> _Task details_: Copy each line below in which the word "Played" occurs.

> _Material for this task_:
* * * * *

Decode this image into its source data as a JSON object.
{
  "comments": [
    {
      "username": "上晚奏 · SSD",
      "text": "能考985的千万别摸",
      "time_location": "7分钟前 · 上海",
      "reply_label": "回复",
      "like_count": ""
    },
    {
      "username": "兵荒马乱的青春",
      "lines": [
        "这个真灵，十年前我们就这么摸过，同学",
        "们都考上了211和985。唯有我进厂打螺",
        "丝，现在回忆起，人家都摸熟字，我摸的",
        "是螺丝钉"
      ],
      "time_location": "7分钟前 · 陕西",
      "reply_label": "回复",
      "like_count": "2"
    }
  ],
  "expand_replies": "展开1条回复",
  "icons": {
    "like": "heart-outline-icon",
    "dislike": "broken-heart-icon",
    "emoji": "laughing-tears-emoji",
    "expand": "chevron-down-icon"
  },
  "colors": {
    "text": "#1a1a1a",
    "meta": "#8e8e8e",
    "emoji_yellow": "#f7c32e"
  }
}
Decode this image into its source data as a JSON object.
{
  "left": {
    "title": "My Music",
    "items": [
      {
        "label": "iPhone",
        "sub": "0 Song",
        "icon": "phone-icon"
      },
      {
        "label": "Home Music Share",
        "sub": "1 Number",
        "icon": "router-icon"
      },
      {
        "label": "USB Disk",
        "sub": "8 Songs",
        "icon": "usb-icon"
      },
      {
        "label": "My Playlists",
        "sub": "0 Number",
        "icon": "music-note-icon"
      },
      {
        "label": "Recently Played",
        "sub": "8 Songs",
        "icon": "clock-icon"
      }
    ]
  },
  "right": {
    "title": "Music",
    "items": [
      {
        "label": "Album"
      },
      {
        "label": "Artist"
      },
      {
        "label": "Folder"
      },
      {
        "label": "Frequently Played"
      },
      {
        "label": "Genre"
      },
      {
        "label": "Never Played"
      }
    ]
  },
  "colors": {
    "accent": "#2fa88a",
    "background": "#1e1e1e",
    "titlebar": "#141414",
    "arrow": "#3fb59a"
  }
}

* * * * *

> _Solution to the exercise_:
        "label": "Recently Played",
        "label": "Frequently Played"
        "label": "Never Played"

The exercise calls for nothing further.